• **TASK GOAL**
In the material below, the lines containing the word "境外法人" are required; copy each of them.
___ SUPPLIED INFORMATION ___
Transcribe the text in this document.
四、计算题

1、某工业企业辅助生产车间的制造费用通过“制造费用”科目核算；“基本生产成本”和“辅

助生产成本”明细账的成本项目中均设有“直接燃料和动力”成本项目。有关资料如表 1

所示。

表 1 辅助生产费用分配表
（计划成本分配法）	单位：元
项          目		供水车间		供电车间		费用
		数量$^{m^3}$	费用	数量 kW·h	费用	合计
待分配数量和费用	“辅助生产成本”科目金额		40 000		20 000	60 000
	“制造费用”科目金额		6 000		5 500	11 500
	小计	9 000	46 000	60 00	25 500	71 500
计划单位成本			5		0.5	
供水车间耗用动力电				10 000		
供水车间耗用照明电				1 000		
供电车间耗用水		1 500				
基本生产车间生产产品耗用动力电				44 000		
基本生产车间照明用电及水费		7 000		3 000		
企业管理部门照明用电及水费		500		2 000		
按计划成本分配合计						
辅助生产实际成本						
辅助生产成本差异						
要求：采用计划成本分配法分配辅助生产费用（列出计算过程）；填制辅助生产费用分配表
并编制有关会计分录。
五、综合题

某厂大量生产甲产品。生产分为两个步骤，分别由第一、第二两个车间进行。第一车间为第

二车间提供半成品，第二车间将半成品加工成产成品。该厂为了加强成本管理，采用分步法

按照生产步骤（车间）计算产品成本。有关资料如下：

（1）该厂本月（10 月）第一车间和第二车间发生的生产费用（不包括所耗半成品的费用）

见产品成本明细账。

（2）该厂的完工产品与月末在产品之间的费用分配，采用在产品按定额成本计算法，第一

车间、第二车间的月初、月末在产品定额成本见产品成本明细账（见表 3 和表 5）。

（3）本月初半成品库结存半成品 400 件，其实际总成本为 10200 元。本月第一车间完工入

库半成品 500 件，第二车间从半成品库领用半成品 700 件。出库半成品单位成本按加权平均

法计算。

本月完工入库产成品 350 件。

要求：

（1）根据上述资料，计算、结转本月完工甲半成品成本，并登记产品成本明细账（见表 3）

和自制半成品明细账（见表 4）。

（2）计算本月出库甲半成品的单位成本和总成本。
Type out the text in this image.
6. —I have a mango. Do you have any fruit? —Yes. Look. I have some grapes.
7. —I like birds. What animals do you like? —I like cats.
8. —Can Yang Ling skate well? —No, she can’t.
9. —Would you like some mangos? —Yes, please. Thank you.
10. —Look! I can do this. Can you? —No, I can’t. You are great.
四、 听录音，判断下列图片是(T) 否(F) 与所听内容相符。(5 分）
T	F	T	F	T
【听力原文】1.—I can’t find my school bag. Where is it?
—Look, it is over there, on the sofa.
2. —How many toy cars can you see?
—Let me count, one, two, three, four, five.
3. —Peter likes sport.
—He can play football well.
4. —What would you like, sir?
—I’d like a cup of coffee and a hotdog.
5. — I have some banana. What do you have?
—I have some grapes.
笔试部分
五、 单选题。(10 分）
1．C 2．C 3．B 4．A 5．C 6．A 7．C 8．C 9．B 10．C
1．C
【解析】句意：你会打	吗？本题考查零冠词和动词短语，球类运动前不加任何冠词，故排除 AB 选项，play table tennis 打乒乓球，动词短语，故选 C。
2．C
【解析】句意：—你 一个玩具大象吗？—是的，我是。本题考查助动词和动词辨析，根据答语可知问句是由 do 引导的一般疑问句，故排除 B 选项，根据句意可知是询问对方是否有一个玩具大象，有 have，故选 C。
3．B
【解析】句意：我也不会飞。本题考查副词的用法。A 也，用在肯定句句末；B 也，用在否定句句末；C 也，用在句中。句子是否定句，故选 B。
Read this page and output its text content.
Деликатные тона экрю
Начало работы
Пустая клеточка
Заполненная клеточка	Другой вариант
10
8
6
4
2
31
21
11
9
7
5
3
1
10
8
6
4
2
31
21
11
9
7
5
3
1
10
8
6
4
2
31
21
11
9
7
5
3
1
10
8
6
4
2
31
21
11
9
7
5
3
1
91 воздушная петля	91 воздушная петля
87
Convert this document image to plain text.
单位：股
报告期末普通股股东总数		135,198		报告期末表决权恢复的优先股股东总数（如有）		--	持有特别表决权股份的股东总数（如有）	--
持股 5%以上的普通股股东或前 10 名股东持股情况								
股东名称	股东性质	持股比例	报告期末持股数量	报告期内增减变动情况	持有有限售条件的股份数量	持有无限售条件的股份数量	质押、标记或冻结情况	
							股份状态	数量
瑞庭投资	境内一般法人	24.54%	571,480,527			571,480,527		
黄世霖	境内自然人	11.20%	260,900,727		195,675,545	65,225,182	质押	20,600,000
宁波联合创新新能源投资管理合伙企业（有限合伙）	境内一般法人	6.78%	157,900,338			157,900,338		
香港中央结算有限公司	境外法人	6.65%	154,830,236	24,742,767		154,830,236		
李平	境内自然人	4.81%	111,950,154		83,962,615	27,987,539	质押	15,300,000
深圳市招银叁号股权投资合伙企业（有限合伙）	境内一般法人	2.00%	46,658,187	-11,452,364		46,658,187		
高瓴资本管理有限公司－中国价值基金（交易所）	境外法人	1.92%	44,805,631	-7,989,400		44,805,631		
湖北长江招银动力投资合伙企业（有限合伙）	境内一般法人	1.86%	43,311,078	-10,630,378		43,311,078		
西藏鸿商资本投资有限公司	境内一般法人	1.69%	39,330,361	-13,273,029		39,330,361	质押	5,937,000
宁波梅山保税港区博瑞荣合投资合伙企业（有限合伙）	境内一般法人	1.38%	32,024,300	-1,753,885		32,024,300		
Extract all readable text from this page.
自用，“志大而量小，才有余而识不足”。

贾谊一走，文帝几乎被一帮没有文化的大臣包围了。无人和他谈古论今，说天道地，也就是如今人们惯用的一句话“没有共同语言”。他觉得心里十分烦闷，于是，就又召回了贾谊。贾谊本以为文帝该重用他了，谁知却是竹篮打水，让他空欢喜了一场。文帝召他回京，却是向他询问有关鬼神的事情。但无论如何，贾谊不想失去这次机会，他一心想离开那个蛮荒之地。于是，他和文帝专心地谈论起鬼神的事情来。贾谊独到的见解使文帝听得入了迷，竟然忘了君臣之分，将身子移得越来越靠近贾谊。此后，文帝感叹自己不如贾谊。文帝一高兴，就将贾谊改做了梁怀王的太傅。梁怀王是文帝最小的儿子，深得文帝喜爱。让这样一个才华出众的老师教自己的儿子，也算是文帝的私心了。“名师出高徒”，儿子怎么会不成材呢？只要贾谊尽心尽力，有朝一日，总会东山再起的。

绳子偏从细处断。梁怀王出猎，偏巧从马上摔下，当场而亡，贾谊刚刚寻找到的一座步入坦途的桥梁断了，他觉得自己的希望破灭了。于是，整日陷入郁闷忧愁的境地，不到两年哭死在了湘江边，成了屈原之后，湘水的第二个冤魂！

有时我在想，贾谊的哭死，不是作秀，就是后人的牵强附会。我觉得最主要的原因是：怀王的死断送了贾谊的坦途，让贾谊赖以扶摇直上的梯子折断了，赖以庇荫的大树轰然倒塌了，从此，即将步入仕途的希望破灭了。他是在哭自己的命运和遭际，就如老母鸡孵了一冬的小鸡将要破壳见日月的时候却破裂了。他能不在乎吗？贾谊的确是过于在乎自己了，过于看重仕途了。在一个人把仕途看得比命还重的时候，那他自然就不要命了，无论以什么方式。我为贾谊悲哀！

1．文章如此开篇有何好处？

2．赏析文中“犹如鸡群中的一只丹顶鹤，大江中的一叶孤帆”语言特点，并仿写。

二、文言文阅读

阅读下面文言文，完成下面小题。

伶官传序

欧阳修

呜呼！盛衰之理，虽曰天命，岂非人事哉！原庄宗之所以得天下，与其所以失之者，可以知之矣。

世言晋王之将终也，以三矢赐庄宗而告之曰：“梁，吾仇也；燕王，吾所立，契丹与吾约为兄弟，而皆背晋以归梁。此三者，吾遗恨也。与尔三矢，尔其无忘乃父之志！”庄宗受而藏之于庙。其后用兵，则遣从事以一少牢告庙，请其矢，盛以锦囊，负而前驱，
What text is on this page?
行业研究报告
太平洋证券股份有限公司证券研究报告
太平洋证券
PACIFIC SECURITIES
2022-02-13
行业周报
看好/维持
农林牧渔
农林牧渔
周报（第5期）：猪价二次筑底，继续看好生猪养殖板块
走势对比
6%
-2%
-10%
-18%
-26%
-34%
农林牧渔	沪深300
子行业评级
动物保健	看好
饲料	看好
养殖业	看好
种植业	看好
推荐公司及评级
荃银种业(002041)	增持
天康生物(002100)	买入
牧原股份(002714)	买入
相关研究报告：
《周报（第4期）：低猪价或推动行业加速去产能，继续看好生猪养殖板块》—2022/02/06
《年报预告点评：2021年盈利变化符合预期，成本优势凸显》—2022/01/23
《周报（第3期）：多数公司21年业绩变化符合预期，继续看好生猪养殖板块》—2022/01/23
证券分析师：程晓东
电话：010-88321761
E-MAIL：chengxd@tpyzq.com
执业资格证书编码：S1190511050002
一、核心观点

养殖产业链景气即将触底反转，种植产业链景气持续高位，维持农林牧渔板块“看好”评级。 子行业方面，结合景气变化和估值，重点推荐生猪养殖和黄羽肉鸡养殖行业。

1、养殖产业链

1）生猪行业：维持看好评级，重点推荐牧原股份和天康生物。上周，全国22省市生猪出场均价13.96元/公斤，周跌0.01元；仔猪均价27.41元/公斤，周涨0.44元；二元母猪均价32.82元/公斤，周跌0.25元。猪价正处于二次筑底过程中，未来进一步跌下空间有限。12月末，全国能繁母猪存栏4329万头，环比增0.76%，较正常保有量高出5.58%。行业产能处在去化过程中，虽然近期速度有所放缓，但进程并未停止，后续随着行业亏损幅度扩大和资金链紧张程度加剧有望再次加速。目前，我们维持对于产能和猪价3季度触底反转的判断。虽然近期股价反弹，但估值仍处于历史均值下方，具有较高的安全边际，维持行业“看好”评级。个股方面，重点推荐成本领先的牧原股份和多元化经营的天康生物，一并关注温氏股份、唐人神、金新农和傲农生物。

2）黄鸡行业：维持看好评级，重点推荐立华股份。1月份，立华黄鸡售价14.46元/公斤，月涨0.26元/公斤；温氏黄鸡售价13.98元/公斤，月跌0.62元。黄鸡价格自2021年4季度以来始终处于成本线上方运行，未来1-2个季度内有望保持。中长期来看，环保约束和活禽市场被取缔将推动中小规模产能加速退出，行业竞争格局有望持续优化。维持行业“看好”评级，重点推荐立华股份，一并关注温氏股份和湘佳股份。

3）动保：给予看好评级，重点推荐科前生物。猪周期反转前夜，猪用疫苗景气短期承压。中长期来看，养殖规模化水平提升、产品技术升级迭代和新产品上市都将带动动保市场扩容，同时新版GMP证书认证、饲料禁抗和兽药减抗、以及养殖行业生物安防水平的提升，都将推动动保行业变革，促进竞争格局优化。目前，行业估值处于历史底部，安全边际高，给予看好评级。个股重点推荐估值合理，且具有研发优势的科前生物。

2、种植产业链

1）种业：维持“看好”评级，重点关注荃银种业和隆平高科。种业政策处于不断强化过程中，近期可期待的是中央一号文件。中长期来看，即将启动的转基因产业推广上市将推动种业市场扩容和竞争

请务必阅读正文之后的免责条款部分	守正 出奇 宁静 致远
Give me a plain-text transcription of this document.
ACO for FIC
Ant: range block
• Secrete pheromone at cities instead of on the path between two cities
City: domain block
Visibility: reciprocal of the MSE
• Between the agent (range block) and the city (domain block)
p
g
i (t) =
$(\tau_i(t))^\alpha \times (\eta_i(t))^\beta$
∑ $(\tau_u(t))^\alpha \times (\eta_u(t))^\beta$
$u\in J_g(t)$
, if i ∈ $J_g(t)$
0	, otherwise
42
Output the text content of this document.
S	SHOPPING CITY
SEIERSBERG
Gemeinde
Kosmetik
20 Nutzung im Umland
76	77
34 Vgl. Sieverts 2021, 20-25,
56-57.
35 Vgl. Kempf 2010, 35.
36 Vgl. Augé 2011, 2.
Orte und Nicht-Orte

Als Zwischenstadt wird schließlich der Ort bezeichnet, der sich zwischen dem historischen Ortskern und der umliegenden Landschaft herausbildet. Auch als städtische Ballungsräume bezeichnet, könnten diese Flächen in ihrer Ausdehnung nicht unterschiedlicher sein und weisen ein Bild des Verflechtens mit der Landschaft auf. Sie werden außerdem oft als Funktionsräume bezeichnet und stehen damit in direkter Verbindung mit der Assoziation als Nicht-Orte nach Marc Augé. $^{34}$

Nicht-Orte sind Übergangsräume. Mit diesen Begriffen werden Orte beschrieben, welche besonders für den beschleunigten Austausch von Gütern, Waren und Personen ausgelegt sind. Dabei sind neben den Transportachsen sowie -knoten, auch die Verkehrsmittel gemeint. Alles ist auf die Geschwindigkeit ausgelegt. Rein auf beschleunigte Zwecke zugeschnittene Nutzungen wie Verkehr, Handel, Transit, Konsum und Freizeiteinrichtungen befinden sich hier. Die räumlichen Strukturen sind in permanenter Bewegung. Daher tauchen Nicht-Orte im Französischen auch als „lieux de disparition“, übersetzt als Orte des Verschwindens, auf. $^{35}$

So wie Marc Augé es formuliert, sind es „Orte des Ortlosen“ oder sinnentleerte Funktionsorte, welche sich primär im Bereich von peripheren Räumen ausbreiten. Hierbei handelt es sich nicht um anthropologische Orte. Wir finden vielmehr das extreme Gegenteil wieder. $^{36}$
___
• **RESULT FOR THIS TASK**
香港中央结算有限公司	境外法人	6.65%	154,830,236	24,742,767		154,830,236		
高瓴资本管理有限公司－中国价值基金（交易所）	境外法人	1.92%	44,805,631	-7,989,400		44,805,631		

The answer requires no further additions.